**Partes del ejercicio:**
• a. Responda, según el extracto sobre la inmaculada concepción:
(i) ¿Para quiénes seguirá siendo la Biblia un libro de siete sellos?
(ii) ¿Con qué se logró la garantía de que los instintos sexuales fueran relegados a un segundo plano?
(iii) ¿De qué manera se les va retirando la venda a los elegidos?
• b. Transcriba literalmente el pasaje del extracto sobre la inmaculada concepción que comienza en las palabras "54. La inmaculada" y concluye tras las palabras "de fuerza colaboradora.".

**Extracto del documento:**
┄┄┄┄┄┄

54. La inmaculada concepción y el nacimiento del Hijo de Dios

Con las palabras «inmaculada concepción» no se está haciendo referencia solamente a lo corporal, sino, más que nada, como con tantas cosas en la Biblia, se está aludiendo a lo puramente espiritual. Sólo a aquel que vea y reconozca al mundo espiritual como algo que de verdad existe y que opera de forma viva le es posible hallar la llave del entendimiento de la Biblia, entendimiento que es lo único capaz de hacer que la Palabra cobre vida. Para todos los demás seguirá siendo un libro de siete sellos.

Una inmaculada concepción desde el punto de vista corporal es toda concepción que tiene lugar como resultado del amor puro y en sentida veneración por el Creador, y en la cual el instinto sexual no constituye la base fundamental, sino que se limita a desempeñar el papel de fuerza colaboradora.

En realidad, este suceso es tan raro que se justifica el resaltarlo de manera especial. La garantía de que los instintos sexuales fueran relegados a un segundo plano se logró con la Anunciación –la cual, por esa razón, es mencionada de forma especial–, ya que, de otro modo, hubiera faltado un eslabón en la cadena del acontecer natural y de la rigurosa colaboración con el mundo espiritual. Por medio de la guía espiritual, la virgen María, quien en todo caso ya estaba dotada de todos los dones necesarios para poder cumplir su elevado cometido, entró, en el momento señalado, en contacto con personas que habían ahondado profundamente en las revelaciones y las profecías sobre la venida del Mesías. Ésta fue la primera preparación en la Tierra que empujó a María al camino de la verdadera meta y que la familiarizó con todo aquello en lo que ella misma habría de jugar un papel tan importante, sin que ella estuviera consciente de ello en ese momento.

La venda que llevan los elegidos se les va retirando con cuidado y poco a poco, para evitar adelantarse al desarrollo necesario; ya que todos los estadios intermedios han de ser vividos de verdad para acabar haciendo posible el cumplimiento. Un conocimiento prematuro de la misión propiamente dicha dejaría lagunas en el desarrollo que más tarde dificultarían el cumplimiento. Al tenerse la vista puesta constantemente en el objetivo final, surge el riesgo de precipitarse en pos de éste, pasando así por alto o viviendo solo ligeramente muchas cosas que tienen que ser vividas con absoluta seriedad para lograr el cumplimiento del verdadero mandato. El hombre, empero, sólo puede vivir con seriedad lo que en ese momento ve como la verdadera tarea de su vida. Así también fue en el caso de María.

┄┄┄┄┄┄

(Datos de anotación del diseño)

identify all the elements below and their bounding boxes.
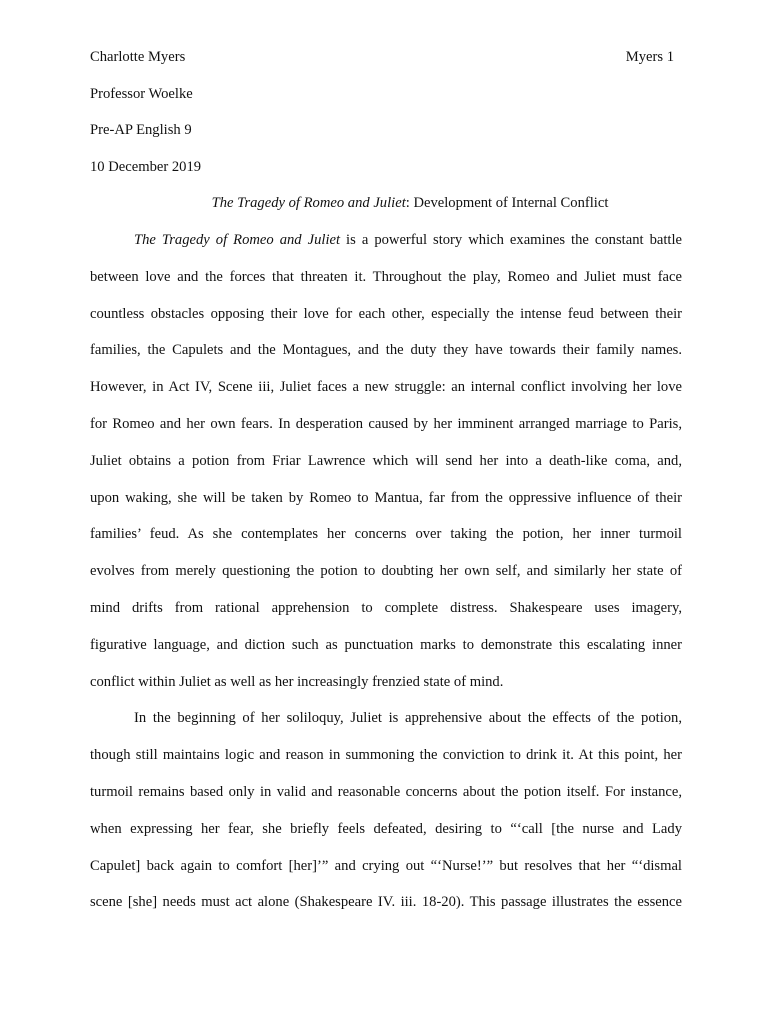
paragraph-line: evolves from merely questioning the potion to doubting her own self, and similarly her state of (90, 563, 682, 580)
paragraph-line: families’ feud. As she contemplates her concerns over taking the potion, her inner turmoil (90, 526, 682, 543)
paragraph-line: Juliet obtains a potion from Friar Lawrence which will send her into a death-like coma, and, (90, 452, 682, 469)
paragraph-line: countless obstacles opposing their love for each other, especially the intense feud between their (90, 305, 682, 322)
title-italic: The Tragedy of Romeo and Juliet (211, 195, 406, 211)
play-title-italic: The Tragedy of Romeo and Juliet (134, 232, 341, 248)
paragraph-line: Capulet] back again to comfort [her]’” and crying out “‘Nurse!’” but resolves that her “‘dismal (90, 857, 682, 874)
course-name: Pre-AP English 9 (90, 122, 192, 138)
header-page-number: Myers 1 (625, 49, 674, 65)
header-author: Charlotte Myers (90, 49, 186, 65)
paragraph-line: figurative language, and diction such as punctuation marks to demonstrate this escalating inner (90, 636, 682, 653)
paragraph-line: between love and the forces that threaten it. Throughout the play, Romeo and Juliet must face (90, 268, 682, 285)
paragraph-line: scene [she] needs must act alone (Shakespeare IV. iii. 18-20). This passage illustrates the essence (90, 894, 682, 911)
essay-title (90, 193, 730, 213)
paragraph-line: mind drifts from rational apprehension to complete distress. Shakespeare uses imagery, (90, 599, 682, 616)
paragraph-line: upon waking, she will be taken by Romeo to Mantua, far from the oppressive influence of their (90, 489, 682, 506)
paragraph-line: However, in Act IV, Scene iii, Juliet faces a new struggle: an internal conflict involving her love (90, 379, 682, 396)
paragraph-line: turmoil remains based only in valid and reasonable concerns about the potion itself. For instance, (90, 783, 682, 800)
professor-name: Professor Woelke (90, 86, 193, 102)
paragraph-line: conflict within Juliet as well as her increasingly frenzied state of mind. (90, 673, 504, 690)
paragraph-line: though still maintains logic and reason in summoning the conviction to drink it. At this point, her (90, 747, 682, 764)
essay-date: 10 December 2019 (90, 159, 202, 175)
paragraph-line: The Tragedy of Romeo and Juliet is a powerful story which examines the constant battle (134, 232, 682, 248)
title-rest: : Development of Internal Conflict (405, 195, 609, 211)
essay-body (90, 230, 682, 929)
running-header (90, 47, 674, 67)
paragraph-line: families, the Capulets and the Montagues, and the duty they have towards their family names. (90, 342, 682, 359)
paragraph-line: In the beginning of her soliloquy, Juliet is apprehensive about the effects of the potion, (134, 710, 682, 727)
paragraph-line: for Romeo and her own fears. In desperation caused by her imminent arranged marriage to Paris, (90, 415, 682, 432)
paragraph-line: when expressing her fear, she briefly feels defeated, desiring to “‘call [the nurse and Lady (90, 820, 682, 837)
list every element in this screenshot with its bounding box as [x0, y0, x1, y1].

┄┄┄┄┄┄

**Soluciones por tarea:**
• a.
(i) Para todos aquellos que no vean ni reconozcan el mundo espiritual como algo que de verdad existe y que opera de forma viva.
(ii) Con la Anunciación.
(iii) Con cuidado y poco a poco.

• b.
54. La inmaculada concepción y el nacimiento del Hijo de Dios

Con las palabras «inmaculada concepción» no se está haciendo referencia solamente a lo corporal, sino, más que nada, como con tantas cosas en la Biblia, se está aludiendo a lo puramente espiritual. Sólo a aquel que vea y reconozca al mundo espiritual como algo que de verdad existe y que opera de forma viva le es posible hallar la llave del entendimiento de la Biblia, entendimiento que es lo único capaz de hacer que la Palabra cobre vida. Para todos los demás seguirá siendo un libro de siete sellos.

Una inmaculada concepción desde el punto de vista corporal es toda concepción que tiene lugar como resultado del amor puro y en sentida veneración por el Creador, y en la cual el instinto sexual no constituye la base fundamental, sino que se limita a desempeñar el papel de fuerza colaboradora.